▸ **Material provided**
▬▬▬

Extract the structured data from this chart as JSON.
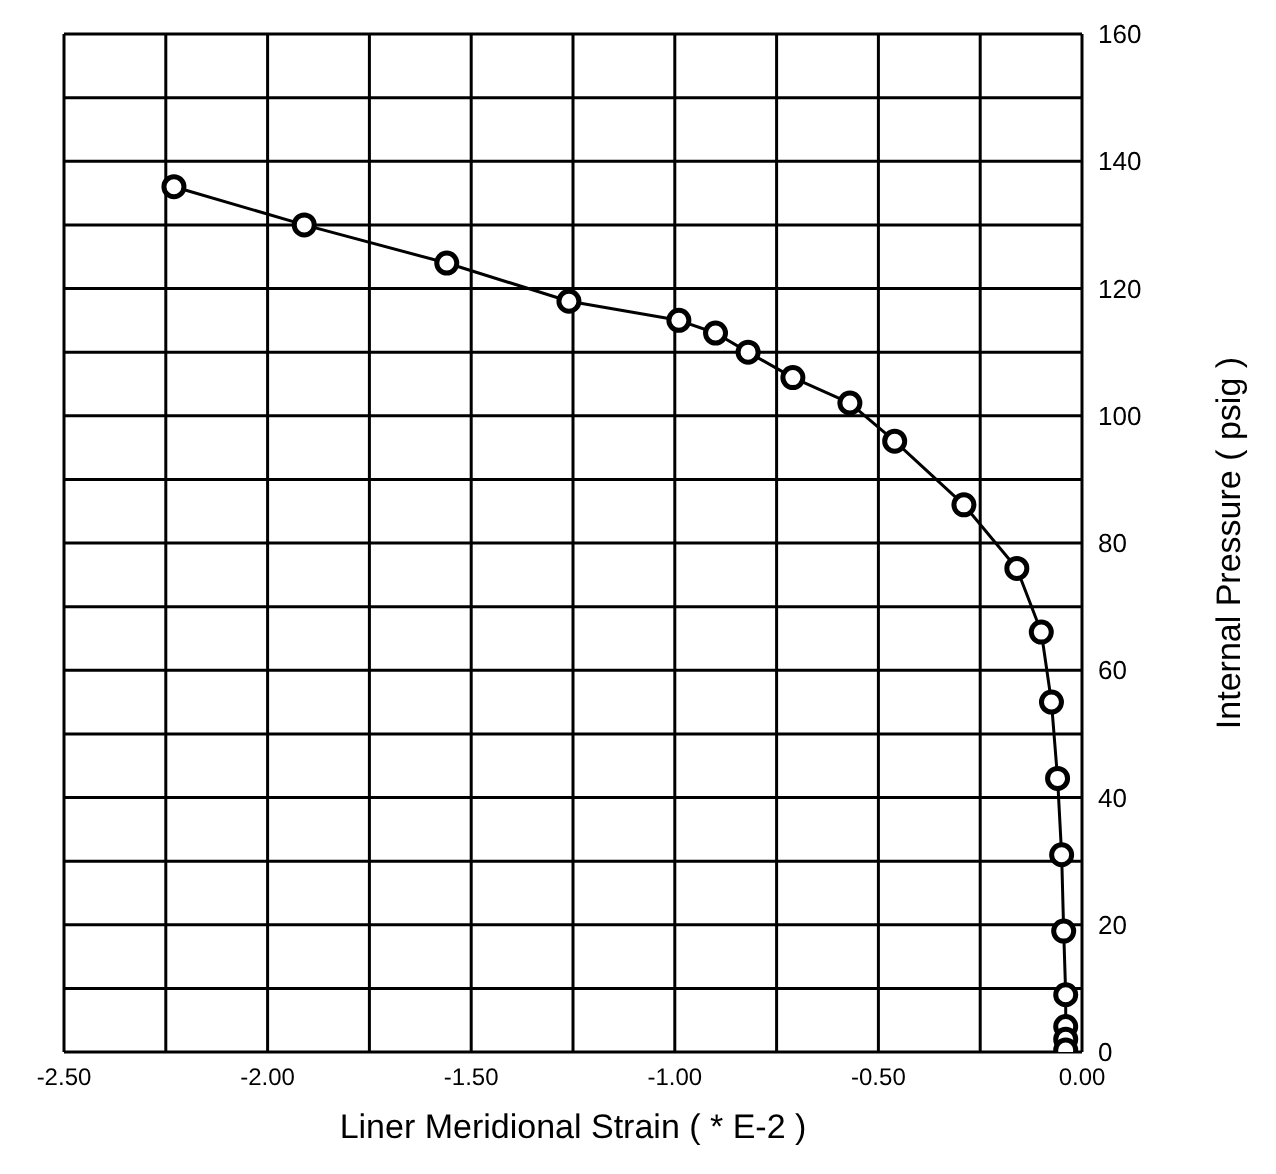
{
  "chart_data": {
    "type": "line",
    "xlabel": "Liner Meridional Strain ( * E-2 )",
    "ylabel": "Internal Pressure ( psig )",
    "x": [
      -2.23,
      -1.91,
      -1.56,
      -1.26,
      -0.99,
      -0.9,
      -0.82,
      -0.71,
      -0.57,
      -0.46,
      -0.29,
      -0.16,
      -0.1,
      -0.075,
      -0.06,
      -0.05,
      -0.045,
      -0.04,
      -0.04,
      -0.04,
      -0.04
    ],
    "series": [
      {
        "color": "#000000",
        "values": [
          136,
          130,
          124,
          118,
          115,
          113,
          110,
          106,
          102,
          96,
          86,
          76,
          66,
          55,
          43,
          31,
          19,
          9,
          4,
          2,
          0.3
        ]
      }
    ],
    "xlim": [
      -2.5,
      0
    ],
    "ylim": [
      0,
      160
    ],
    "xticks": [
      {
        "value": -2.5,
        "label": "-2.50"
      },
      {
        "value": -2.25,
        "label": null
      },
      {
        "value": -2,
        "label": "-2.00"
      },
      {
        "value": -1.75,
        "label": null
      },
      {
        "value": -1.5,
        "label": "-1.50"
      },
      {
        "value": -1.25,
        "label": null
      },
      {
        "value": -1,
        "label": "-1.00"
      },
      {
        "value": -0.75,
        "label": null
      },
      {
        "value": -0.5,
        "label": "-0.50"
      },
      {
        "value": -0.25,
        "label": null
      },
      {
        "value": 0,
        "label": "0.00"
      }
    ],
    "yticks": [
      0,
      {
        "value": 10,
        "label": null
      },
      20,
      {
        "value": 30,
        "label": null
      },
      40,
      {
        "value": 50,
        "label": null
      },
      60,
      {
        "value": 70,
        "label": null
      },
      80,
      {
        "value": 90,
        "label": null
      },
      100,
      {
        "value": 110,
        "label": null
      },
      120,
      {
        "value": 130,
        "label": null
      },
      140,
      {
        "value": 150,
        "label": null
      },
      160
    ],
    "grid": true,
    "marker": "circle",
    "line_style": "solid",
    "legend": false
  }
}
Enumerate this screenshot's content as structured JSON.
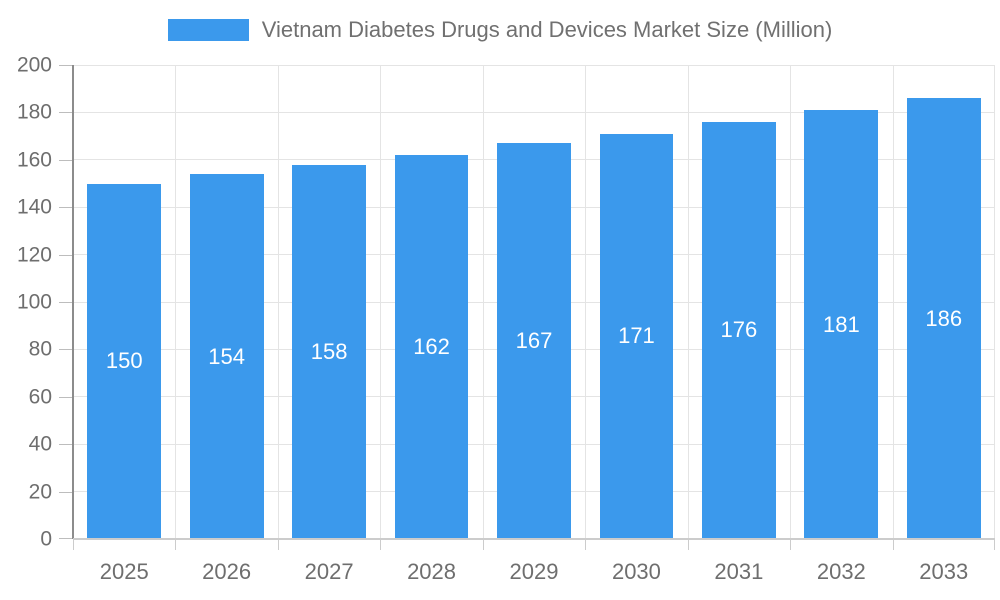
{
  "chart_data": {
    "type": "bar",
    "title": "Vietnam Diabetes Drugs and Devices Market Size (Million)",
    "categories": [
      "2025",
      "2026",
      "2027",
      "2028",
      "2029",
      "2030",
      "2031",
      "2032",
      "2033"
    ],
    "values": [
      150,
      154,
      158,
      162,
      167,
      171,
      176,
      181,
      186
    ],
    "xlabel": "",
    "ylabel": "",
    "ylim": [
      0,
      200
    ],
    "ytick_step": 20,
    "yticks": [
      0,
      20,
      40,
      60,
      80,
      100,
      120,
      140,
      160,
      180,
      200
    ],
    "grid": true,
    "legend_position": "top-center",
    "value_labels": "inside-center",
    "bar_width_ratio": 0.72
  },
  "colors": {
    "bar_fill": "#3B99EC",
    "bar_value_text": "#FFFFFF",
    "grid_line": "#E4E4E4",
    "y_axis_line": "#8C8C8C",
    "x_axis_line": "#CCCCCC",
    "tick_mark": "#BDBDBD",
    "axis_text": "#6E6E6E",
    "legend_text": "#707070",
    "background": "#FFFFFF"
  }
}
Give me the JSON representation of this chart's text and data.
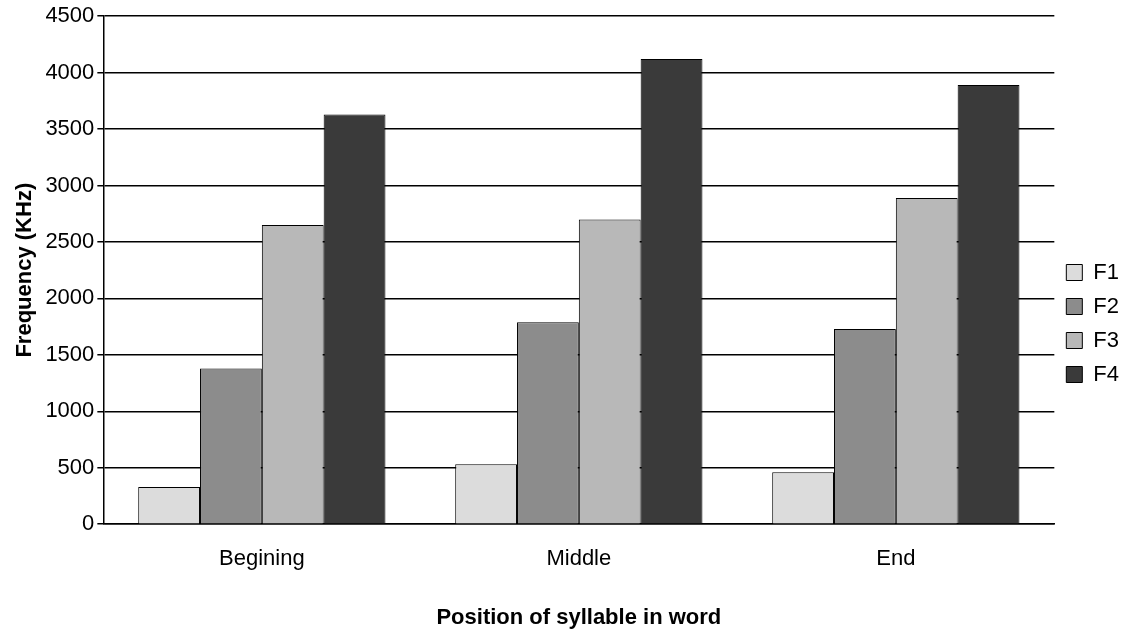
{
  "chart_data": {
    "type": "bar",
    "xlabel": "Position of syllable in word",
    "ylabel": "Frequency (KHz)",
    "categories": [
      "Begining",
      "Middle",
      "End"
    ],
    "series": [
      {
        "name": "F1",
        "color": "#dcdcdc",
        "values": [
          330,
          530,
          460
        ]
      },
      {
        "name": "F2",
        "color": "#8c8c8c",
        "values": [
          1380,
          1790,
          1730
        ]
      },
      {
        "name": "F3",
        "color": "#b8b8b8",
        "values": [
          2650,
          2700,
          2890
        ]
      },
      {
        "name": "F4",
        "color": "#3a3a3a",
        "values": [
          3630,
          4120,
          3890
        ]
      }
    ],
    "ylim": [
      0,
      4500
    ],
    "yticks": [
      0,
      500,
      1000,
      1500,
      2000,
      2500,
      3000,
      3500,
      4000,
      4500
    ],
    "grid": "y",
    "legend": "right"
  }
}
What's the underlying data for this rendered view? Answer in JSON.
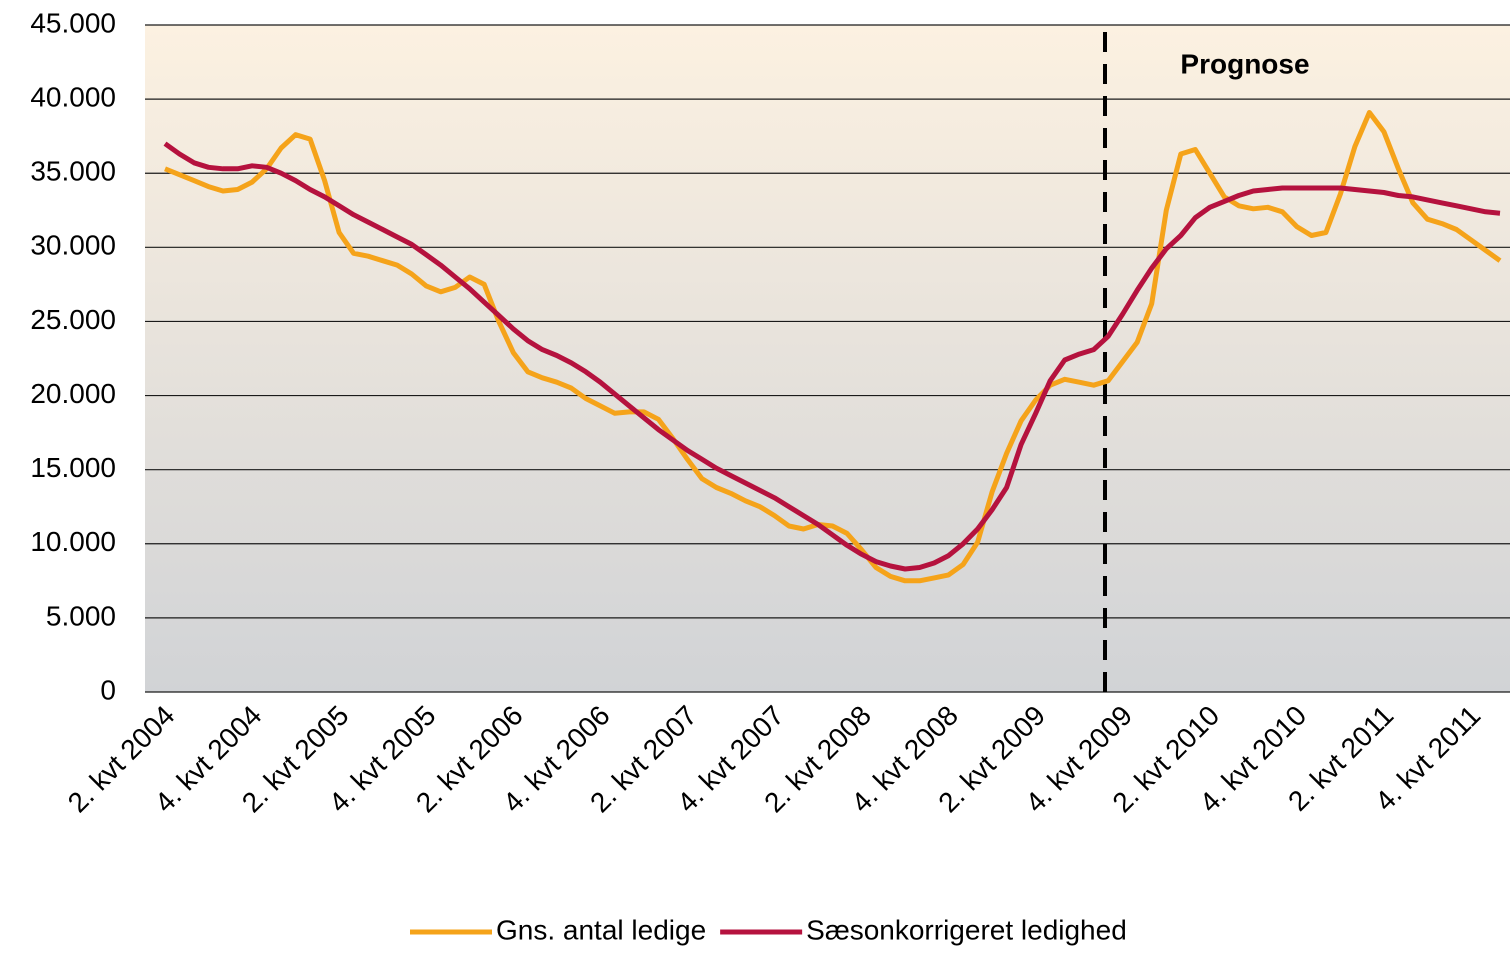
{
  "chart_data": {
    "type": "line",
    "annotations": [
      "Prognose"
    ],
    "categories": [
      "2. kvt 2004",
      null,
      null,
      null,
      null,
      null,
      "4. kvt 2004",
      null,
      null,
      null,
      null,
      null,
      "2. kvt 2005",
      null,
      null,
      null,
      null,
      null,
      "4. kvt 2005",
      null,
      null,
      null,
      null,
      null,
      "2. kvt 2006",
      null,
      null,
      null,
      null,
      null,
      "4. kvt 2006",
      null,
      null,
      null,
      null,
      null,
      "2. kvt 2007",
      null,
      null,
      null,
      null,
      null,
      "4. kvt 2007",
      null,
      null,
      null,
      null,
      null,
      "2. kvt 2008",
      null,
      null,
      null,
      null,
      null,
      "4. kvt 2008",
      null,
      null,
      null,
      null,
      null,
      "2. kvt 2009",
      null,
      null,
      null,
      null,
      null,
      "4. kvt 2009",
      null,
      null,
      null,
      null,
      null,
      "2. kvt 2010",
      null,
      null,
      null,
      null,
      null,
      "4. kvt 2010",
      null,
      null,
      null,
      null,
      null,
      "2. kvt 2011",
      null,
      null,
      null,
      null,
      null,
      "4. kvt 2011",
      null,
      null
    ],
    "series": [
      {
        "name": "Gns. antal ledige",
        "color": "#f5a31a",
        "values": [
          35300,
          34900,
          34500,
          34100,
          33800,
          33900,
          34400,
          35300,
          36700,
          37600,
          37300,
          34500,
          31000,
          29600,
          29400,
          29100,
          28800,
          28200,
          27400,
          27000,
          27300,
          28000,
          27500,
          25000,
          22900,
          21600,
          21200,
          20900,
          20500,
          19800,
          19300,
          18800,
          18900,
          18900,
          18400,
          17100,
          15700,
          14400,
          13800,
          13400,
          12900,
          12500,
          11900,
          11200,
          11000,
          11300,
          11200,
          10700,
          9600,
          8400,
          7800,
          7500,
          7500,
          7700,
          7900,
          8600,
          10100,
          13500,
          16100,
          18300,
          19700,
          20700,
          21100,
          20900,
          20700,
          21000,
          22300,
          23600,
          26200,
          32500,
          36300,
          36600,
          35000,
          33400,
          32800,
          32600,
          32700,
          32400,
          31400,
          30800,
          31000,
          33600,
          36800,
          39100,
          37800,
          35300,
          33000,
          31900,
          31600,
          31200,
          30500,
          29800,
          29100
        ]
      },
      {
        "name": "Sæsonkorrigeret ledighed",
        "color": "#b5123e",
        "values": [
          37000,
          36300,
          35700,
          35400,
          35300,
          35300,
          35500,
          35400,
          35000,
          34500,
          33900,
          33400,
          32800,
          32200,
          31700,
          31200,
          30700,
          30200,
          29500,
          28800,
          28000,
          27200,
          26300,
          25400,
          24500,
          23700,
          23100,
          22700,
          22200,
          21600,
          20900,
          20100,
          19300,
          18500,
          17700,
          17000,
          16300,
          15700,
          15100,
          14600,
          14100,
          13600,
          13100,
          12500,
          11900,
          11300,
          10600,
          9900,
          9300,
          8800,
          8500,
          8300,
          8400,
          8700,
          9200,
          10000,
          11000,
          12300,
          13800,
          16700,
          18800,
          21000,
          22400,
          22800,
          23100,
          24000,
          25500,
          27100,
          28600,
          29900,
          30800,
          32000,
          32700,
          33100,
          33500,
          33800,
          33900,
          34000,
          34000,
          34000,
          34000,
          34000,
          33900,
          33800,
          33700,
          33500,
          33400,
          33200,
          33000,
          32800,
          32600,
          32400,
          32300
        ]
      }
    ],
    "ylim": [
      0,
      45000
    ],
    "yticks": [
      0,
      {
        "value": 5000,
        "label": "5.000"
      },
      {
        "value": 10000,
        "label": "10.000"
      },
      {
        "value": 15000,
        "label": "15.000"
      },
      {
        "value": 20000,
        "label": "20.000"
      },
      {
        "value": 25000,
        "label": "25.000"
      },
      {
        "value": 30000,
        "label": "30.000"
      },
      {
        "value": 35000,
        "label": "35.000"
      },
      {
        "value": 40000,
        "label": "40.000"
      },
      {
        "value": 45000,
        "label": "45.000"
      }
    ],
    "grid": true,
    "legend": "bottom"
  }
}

▬▬▬

Where a line above contains the word "this", copy that line.

Extract the structured data from this chart as JSON.
Enumerate this screenshot's content as structured JSON.
Give me the JSON representation of this chart's text and data.
What's the underlying data for this rendered view? Answer in JSON.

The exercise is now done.